** Provided records **
** start **

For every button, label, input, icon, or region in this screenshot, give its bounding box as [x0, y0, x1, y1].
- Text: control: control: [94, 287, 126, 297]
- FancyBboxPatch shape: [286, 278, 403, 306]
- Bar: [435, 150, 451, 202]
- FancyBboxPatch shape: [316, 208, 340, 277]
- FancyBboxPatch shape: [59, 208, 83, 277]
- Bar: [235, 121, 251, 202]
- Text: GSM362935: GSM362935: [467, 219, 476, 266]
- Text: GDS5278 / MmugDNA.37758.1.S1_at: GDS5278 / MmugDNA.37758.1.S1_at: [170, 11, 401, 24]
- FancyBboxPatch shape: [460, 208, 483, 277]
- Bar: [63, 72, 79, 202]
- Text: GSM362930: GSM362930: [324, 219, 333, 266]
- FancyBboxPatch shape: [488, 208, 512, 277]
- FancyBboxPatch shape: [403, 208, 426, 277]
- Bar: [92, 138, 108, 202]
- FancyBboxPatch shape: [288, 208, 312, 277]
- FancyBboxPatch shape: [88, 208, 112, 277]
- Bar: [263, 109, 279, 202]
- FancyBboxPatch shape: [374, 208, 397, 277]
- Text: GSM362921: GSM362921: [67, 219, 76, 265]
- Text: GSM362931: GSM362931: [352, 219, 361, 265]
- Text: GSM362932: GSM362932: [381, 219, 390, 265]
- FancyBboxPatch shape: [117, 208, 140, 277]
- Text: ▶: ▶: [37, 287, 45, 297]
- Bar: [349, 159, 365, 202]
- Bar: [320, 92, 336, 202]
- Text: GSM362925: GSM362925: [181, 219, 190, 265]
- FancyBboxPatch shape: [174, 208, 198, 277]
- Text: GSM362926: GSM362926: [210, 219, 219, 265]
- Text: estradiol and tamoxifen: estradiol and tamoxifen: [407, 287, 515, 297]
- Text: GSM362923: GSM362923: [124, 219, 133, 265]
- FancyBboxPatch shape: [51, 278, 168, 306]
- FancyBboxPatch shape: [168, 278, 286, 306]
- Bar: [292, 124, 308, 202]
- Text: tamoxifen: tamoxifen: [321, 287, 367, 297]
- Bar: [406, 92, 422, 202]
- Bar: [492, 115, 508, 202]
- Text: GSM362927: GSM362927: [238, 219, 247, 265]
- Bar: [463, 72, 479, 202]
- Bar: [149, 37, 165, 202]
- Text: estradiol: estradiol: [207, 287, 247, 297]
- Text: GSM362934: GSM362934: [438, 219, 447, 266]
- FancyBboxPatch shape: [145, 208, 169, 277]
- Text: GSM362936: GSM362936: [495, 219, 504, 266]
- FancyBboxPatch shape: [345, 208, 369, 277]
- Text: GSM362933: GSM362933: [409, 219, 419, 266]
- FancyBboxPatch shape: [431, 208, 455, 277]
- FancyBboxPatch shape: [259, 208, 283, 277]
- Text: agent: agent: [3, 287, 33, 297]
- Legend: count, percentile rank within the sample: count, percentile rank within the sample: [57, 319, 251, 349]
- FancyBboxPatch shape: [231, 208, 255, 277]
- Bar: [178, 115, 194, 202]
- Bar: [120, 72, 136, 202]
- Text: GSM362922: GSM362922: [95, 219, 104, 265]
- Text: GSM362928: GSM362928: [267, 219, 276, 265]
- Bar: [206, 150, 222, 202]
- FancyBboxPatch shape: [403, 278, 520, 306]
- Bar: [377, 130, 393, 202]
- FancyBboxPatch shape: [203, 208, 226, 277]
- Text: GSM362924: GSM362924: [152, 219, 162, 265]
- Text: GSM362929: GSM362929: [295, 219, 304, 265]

** end **

Write out the material above again, substituting "TAM" for each occurrence of "tamoxifen" and keeping everything else unchanged.

For every button, label, input, icon, or region in this screenshot, give its bounding box as [x0, y0, x1, y1].
- Text: control: control: [94, 287, 126, 297]
- FancyBboxPatch shape: [286, 278, 403, 306]
- Bar: [435, 150, 451, 202]
- FancyBboxPatch shape: [316, 208, 340, 277]
- FancyBboxPatch shape: [59, 208, 83, 277]
- Bar: [235, 121, 251, 202]
- Text: GSM362935: GSM362935: [467, 219, 476, 266]
- Text: GDS5278 / MmugDNA.37758.1.S1_at: GDS5278 / MmugDNA.37758.1.S1_at: [170, 11, 401, 24]
- FancyBboxPatch shape: [460, 208, 483, 277]
- Bar: [63, 72, 79, 202]
- Text: GSM362930: GSM362930: [324, 219, 333, 266]
- FancyBboxPatch shape: [488, 208, 512, 277]
- FancyBboxPatch shape: [403, 208, 426, 277]
- Bar: [92, 138, 108, 202]
- FancyBboxPatch shape: [288, 208, 312, 277]
- FancyBboxPatch shape: [88, 208, 112, 277]
- Bar: [263, 109, 279, 202]
- FancyBboxPatch shape: [374, 208, 397, 277]
- Text: GSM362921: GSM362921: [67, 219, 76, 265]
- Text: GSM362931: GSM362931: [352, 219, 361, 265]
- Text: GSM362932: GSM362932: [381, 219, 390, 265]
- FancyBboxPatch shape: [117, 208, 140, 277]
- Text: ▶: ▶: [37, 287, 45, 297]
- Bar: [349, 159, 365, 202]
- Bar: [320, 92, 336, 202]
- Text: GSM362925: GSM362925: [181, 219, 190, 265]
- FancyBboxPatch shape: [174, 208, 198, 277]
- Text: GSM362926: GSM362926: [210, 219, 219, 265]
- Text: estradiol and TAM: estradiol and TAM: [407, 287, 515, 297]
- Text: GSM362923: GSM362923: [124, 219, 133, 265]
- FancyBboxPatch shape: [51, 278, 168, 306]
- FancyBboxPatch shape: [168, 278, 286, 306]
- Bar: [292, 124, 308, 202]
- Text: TAM: TAM: [321, 287, 367, 297]
- Bar: [406, 92, 422, 202]
- Bar: [492, 115, 508, 202]
- Text: GSM362927: GSM362927: [238, 219, 247, 265]
- Bar: [463, 72, 479, 202]
- Bar: [149, 37, 165, 202]
- Text: estradiol: estradiol: [207, 287, 247, 297]
- Text: GSM362934: GSM362934: [438, 219, 447, 266]
- FancyBboxPatch shape: [145, 208, 169, 277]
- Text: GSM362936: GSM362936: [495, 219, 504, 266]
- FancyBboxPatch shape: [345, 208, 369, 277]
- Text: GSM362933: GSM362933: [409, 219, 419, 266]
- FancyBboxPatch shape: [431, 208, 455, 277]
- FancyBboxPatch shape: [259, 208, 283, 277]
- Text: agent: agent: [3, 287, 33, 297]
- Legend: count, percentile rank within the sample: count, percentile rank within the sample: [57, 319, 251, 349]
- FancyBboxPatch shape: [231, 208, 255, 277]
- Bar: [178, 115, 194, 202]
- Bar: [120, 72, 136, 202]
- Text: GSM362922: GSM362922: [95, 219, 104, 265]
- Text: GSM362928: GSM362928: [267, 219, 276, 265]
- Bar: [206, 150, 222, 202]
- FancyBboxPatch shape: [403, 278, 520, 306]
- Bar: [377, 130, 393, 202]
- FancyBboxPatch shape: [203, 208, 226, 277]
- Text: GSM362924: GSM362924: [152, 219, 162, 265]
- Text: GSM362929: GSM362929: [295, 219, 304, 265]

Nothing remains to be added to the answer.